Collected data
╔══

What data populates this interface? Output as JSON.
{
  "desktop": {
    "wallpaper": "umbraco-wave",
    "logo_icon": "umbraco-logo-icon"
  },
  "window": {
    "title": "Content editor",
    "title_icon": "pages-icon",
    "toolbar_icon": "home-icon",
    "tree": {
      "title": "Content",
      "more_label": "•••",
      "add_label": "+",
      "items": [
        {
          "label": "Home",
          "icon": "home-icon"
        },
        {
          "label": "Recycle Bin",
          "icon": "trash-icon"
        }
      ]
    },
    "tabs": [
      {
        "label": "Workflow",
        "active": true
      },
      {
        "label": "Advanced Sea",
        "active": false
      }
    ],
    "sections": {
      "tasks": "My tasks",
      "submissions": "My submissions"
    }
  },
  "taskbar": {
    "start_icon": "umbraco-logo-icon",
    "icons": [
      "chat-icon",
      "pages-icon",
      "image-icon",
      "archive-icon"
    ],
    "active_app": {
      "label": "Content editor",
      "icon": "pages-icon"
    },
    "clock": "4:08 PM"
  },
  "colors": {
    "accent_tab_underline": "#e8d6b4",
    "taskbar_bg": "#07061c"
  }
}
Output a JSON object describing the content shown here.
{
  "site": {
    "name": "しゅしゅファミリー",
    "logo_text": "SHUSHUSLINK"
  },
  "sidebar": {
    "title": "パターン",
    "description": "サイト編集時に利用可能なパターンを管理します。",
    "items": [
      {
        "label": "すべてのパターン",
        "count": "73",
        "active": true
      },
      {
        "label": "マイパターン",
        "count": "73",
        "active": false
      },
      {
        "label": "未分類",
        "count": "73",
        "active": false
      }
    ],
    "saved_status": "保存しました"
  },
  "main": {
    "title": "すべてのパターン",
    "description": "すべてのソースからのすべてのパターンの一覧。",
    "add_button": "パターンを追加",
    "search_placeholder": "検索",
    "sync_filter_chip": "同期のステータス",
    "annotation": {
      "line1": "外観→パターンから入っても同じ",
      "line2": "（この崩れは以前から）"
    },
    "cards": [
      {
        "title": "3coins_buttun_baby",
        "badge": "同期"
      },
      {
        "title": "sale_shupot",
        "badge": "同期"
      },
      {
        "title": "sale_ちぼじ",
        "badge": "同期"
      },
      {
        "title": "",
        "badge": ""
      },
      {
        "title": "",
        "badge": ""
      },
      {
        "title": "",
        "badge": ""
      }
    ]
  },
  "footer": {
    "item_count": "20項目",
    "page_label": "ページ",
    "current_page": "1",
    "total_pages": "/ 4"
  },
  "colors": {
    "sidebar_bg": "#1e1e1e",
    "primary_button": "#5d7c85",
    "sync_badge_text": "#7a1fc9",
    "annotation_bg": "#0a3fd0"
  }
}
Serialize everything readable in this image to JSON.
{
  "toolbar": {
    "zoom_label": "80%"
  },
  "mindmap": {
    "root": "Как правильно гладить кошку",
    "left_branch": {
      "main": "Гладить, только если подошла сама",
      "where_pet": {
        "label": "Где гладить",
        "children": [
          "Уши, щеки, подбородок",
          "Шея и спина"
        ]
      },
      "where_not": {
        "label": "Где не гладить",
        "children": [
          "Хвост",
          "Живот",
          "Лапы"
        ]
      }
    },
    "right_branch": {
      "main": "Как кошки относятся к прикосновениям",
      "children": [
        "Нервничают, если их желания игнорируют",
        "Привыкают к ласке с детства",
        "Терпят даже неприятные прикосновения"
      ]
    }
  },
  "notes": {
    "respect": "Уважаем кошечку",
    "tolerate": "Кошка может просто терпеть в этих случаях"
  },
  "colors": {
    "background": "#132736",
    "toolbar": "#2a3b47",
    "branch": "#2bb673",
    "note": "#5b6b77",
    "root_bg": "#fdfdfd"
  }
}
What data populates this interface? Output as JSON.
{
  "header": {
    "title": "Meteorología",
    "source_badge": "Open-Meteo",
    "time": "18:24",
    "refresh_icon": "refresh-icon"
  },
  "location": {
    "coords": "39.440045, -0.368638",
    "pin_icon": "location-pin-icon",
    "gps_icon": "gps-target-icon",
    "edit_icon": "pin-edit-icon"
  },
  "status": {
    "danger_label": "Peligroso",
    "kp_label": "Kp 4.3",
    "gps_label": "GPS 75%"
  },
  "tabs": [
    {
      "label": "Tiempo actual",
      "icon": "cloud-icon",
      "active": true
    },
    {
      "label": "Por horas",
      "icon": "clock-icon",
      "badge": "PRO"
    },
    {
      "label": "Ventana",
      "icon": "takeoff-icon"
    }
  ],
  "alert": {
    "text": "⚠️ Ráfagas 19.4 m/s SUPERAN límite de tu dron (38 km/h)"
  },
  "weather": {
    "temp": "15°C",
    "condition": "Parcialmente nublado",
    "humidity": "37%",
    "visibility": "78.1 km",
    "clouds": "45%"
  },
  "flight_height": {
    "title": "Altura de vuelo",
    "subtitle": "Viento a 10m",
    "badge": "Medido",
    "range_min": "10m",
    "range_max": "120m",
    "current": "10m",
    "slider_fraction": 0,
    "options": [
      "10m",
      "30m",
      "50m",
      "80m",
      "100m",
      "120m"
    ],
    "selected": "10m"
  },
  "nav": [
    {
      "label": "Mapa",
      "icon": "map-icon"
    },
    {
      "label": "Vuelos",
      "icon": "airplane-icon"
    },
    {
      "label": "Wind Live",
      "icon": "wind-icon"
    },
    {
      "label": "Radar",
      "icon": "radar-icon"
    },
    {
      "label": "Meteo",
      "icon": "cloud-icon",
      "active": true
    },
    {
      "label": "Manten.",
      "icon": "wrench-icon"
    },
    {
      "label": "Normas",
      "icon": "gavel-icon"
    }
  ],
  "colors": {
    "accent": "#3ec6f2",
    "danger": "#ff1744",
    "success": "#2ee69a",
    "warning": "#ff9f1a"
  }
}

╚══

Produce an exact copy of all the records.

● **EXERCISE RESULT**:
What data populates this interface? Output as JSON.
{
  "desktop": {
    "wallpaper": "umbraco-wave",
    "logo_icon": "umbraco-logo-icon"
  },
  "window": {
    "title": "Content editor",
    "title_icon": "pages-icon",
    "toolbar_icon": "home-icon",
    "tree": {
      "title": "Content",
      "more_label": "•••",
      "add_label": "+",
      "items": [
        {
          "label": "Home",
          "icon": "home-icon"
        },
        {
          "label": "Recycle Bin",
          "icon": "trash-icon"
        }
      ]
    },
    "tabs": [
      {
        "label": "Workflow",
        "active": true
      },
      {
        "label": "Advanced Sea",
        "active": false
      }
    ],
    "sections": {
      "tasks": "My tasks",
      "submissions": "My submissions"
    }
  },
  "taskbar": {
    "start_icon": "umbraco-logo-icon",
    "icons": [
      "chat-icon",
      "pages-icon",
      "image-icon",
      "archive-icon"
    ],
    "active_app": {
      "label": "Content editor",
      "icon": "pages-icon"
    },
    "clock": "4:08 PM"
  },
  "colors": {
    "accent_tab_underline": "#e8d6b4",
    "taskbar_bg": "#07061c"
  }
}
Output a JSON object describing the content shown here.
{
  "site": {
    "name": "しゅしゅファミリー",
    "logo_text": "SHUSHUSLINK"
  },
  "sidebar": {
    "title": "パターン",
    "description": "サイト編集時に利用可能なパターンを管理します。",
    "items": [
      {
        "label": "すべてのパターン",
        "count": "73",
        "active": true
      },
      {
        "label": "マイパターン",
        "count": "73",
        "active": false
      },
      {
        "label": "未分類",
        "count": "73",
        "active": false
      }
    ],
    "saved_status": "保存しました"
  },
  "main": {
    "title": "すべてのパターン",
    "description": "すべてのソースからのすべてのパターンの一覧。",
    "add_button": "パターンを追加",
    "search_placeholder": "検索",
    "sync_filter_chip": "同期のステータス",
    "annotation": {
      "line1": "外観→パターンから入っても同じ",
      "line2": "（この崩れは以前から）"
    },
    "cards": [
      {
        "title": "3coins_buttun_baby",
        "badge": "同期"
      },
      {
        "title": "sale_shupot",
        "badge": "同期"
      },
      {
        "title": "sale_ちぼじ",
        "badge": "同期"
      },
      {
        "title": "",
        "badge": ""
      },
      {
        "title": "",
        "badge": ""
      },
      {
        "title": "",
        "badge": ""
      }
    ]
  },
  "footer": {
    "item_count": "20項目",
    "page_label": "ページ",
    "current_page": "1",
    "total_pages": "/ 4"
  },
  "colors": {
    "sidebar_bg": "#1e1e1e",
    "primary_button": "#5d7c85",
    "sync_badge_text": "#7a1fc9",
    "annotation_bg": "#0a3fd0"
  }
}
Serialize everything readable in this image to JSON.
{
  "toolbar": {
    "zoom_label": "80%"
  },
  "mindmap": {
    "root": "Как правильно гладить кошку",
    "left_branch": {
      "main": "Гладить, только если подошла сама",
      "where_pet": {
        "label": "Где гладить",
        "children": [
          "Уши, щеки, подбородок",
          "Шея и спина"
        ]
      },
      "where_not": {
        "label": "Где не гладить",
        "children": [
          "Хвост",
          "Живот",
          "Лапы"
        ]
      }
    },
    "right_branch": {
      "main": "Как кошки относятся к прикосновениям",
      "children": [
        "Нервничают, если их желания игнорируют",
        "Привыкают к ласке с детства",
        "Терпят даже неприятные прикосновения"
      ]
    }
  },
  "notes": {
    "respect": "Уважаем кошечку",
    "tolerate": "Кошка может просто терпеть в этих случаях"
  },
  "colors": {
    "background": "#132736",
    "toolbar": "#2a3b47",
    "branch": "#2bb673",
    "note": "#5b6b77",
    "root_bg": "#fdfdfd"
  }
}
What data populates this interface? Output as JSON.
{
  "header": {
    "title": "Meteorología",
    "source_badge": "Open-Meteo",
    "time": "18:24",
    "refresh_icon": "refresh-icon"
  },
  "location": {
    "coords": "39.440045, -0.368638",
    "pin_icon": "location-pin-icon",
    "gps_icon": "gps-target-icon",
    "edit_icon": "pin-edit-icon"
  },
  "status": {
    "danger_label": "Peligroso",
    "kp_label": "Kp 4.3",
    "gps_label": "GPS 75%"
  },
  "tabs": [
    {
      "label": "Tiempo actual",
      "icon": "cloud-icon",
      "active": true
    },
    {
      "label": "Por horas",
      "icon": "clock-icon",
      "badge": "PRO"
    },
    {
      "label": "Ventana",
      "icon": "takeoff-icon"
    }
  ],
  "alert": {
    "text": "⚠️ Ráfagas 19.4 m/s SUPERAN límite de tu dron (38 km/h)"
  },
  "weather": {
    "temp": "15°C",
    "condition": "Parcialmente nublado",
    "humidity": "37%",
    "visibility": "78.1 km",
    "clouds": "45%"
  },
  "flight_height": {
    "title": "Altura de vuelo",
    "subtitle": "Viento a 10m",
    "badge": "Medido",
    "range_min": "10m",
    "range_max": "120m",
    "current": "10m",
    "slider_fraction": 0,
    "options": [
      "10m",
      "30m",
      "50m",
      "80m",
      "100m",
      "120m"
    ],
    "selected": "10m"
  },
  "nav": [
    {
      "label": "Mapa",
      "icon": "map-icon"
    },
    {
      "label": "Vuelos",
      "icon": "airplane-icon"
    },
    {
      "label": "Wind Live",
      "icon": "wind-icon"
    },
    {
      "label": "Radar",
      "icon": "radar-icon"
    },
    {
      "label": "Meteo",
      "icon": "cloud-icon",
      "active": true
    },
    {
      "label": "Manten.",
      "icon": "wrench-icon"
    },
    {
      "label": "Normas",
      "icon": "gavel-icon"
    }
  ],
  "colors": {
    "accent": "#3ec6f2",
    "danger": "#ff1744",
    "success": "#2ee69a",
    "warning": "#ff9f1a"
  }
}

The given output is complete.